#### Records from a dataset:
★ ★ ★ ★ ★ ★ ★
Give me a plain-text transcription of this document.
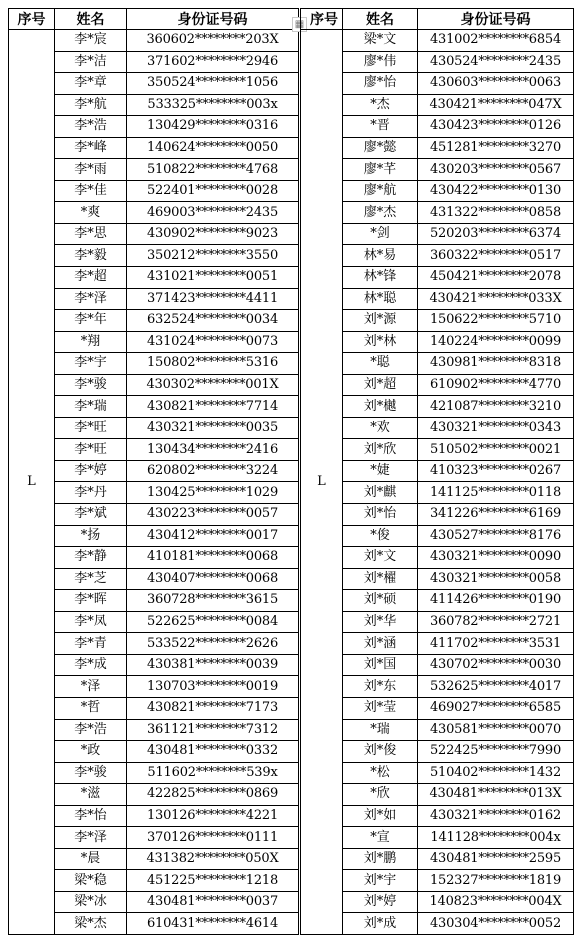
序号	姓名	身份证号码
L	李*宸	360602********203X
	李*洁	371602********2946
	李*章	350524********1056
	李*航	533325********003x
	李*浩	130429********0316
	李*峰	140624********0050
	李*雨	510822********4768
	李*佳	522401********0028
	*爽	469003********2435
	李*思	430902********9023
	李*毅	350212********3550
	李*超	431021********0051
	李*泽	371423********4411
	李*年	632524********0034
	*翔	431024********0073
	李*宇	150802********5316
	李*骏	430302********001X
	李*瑞	430821********7714
	李*旺	430321********0035
	李*旺	130434********2416
	李*婷	620802********3224
	李*丹	130425********1029
	李*斌	430223********0057
	*扬	430412********0017
	李*静	410181********0068
	李*芝	430407********0068
	李*晖	360728********3615
	李*凤	522625********0084
	李*青	533522********2626
	李*成	430381********0039
	*泽	130703********0019
	*哲	430821********7173
	李*浩	361121********7312
	*政	430481********0332
	李*骏	511602********539x
	*滋	422825********0869
	李*怡	130126********4221
	李*泽	370126********0111
	*晨	431382********050X
	梁*稳	451225********1218
	梁*冰	430481********0037
	梁*杰	610431********4614
▦ 序号	姓名	身份证号码
L	梁*文	431002********6854
	廖*伟	430524********2435
	廖*怡	430603********0063
	*杰	430421********047X
	*晋	430423********0126
	廖*懿	451281********3270
	廖*芊	430203********0567
	廖*航	430422********0130
	廖*杰	431322********0858
	*剑	520203********6374
	林*易	360322********0517
	林*锋	450421********2078
	林*聪	430421********033X
	刘*源	150622********5710
	刘*林	140224********0099
	*聪	430981********8318
	刘*超	610902********4770
	刘*樾	421087********3210
	*欢	430321********0343
	刘*欣	510502********0021
	*婕	410323********0267
	刘*麒	141125********0118
	刘*怡	341226********6169
	*俊	430527********8176
	刘*文	430321********0090
	刘*櫂	430321********0058
	刘*硕	411426********0190
	刘*华	360782********2721
	刘*涵	411702********3531
	刘*国	430702********0030
	刘*东	532625********4017
	刘*莹	469027********6585
	*瑞	430581********0070
	刘*俊	522425********7990
	*松	510402********1432
	*欣	430481********013X
	刘*如	430321********0162
	*宣	141128********004x
	刘*鹏	430481********2595
	刘*宇	152327********1819
	刘*婷	140823********004X
	刘*成	430304********0052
★ ★ ★ ★ ★ ★ ★
#### Exercise:
Output every entry exactly as given; pictures are not part of the copy.

#### Answer to the exercise:
Give me a plain-text transcription of this document.
序号	姓名	身份证号码
L	李*宸	360602********203X
	李*洁	371602********2946
	李*章	350524********1056
	李*航	533325********003x
	李*浩	130429********0316
	李*峰	140624********0050
	李*雨	510822********4768
	李*佳	522401********0028
	*爽	469003********2435
	李*思	430902********9023
	李*毅	350212********3550
	李*超	431021********0051
	李*泽	371423********4411
	李*年	632524********0034
	*翔	431024********0073
	李*宇	150802********5316
	李*骏	430302********001X
	李*瑞	430821********7714
	李*旺	430321********0035
	李*旺	130434********2416
	李*婷	620802********3224
	李*丹	130425********1029
	李*斌	430223********0057
	*扬	430412********0017
	李*静	410181********0068
	李*芝	430407********0068
	李*晖	360728********3615
	李*凤	522625********0084
	李*青	533522********2626
	李*成	430381********0039
	*泽	130703********0019
	*哲	430821********7173
	李*浩	361121********7312
	*政	430481********0332
	李*骏	511602********539x
	*滋	422825********0869
	李*怡	130126********4221
	李*泽	370126********0111
	*晨	431382********050X
	梁*稳	451225********1218
	梁*冰	430481********0037
	梁*杰	610431********4614
▦ 序号	姓名	身份证号码
L	梁*文	431002********6854
	廖*伟	430524********2435
	廖*怡	430603********0063
	*杰	430421********047X
	*晋	430423********0126
	廖*懿	451281********3270
	廖*芊	430203********0567
	廖*航	430422********0130
	廖*杰	431322********0858
	*剑	520203********6374
	林*易	360322********0517
	林*锋	450421********2078
	林*聪	430421********033X
	刘*源	150622********5710
	刘*林	140224********0099
	*聪	430981********8318
	刘*超	610902********4770
	刘*樾	421087********3210
	*欢	430321********0343
	刘*欣	510502********0021
	*婕	410323********0267
	刘*麒	141125********0118
	刘*怡	341226********6169
	*俊	430527********8176
	刘*文	430321********0090
	刘*櫂	430321********0058
	刘*硕	411426********0190
	刘*华	360782********2721
	刘*涵	411702********3531
	刘*国	430702********0030
	刘*东	532625********4017
	刘*莹	469027********6585
	*瑞	430581********0070
	刘*俊	522425********7990
	*松	510402********1432
	*欣	430481********013X
	刘*如	430321********0162
	*宣	141128********004x
	刘*鹏	430481********2595
	刘*宇	152327********1819
	刘*婷	140823********004X
	刘*成	430304********0052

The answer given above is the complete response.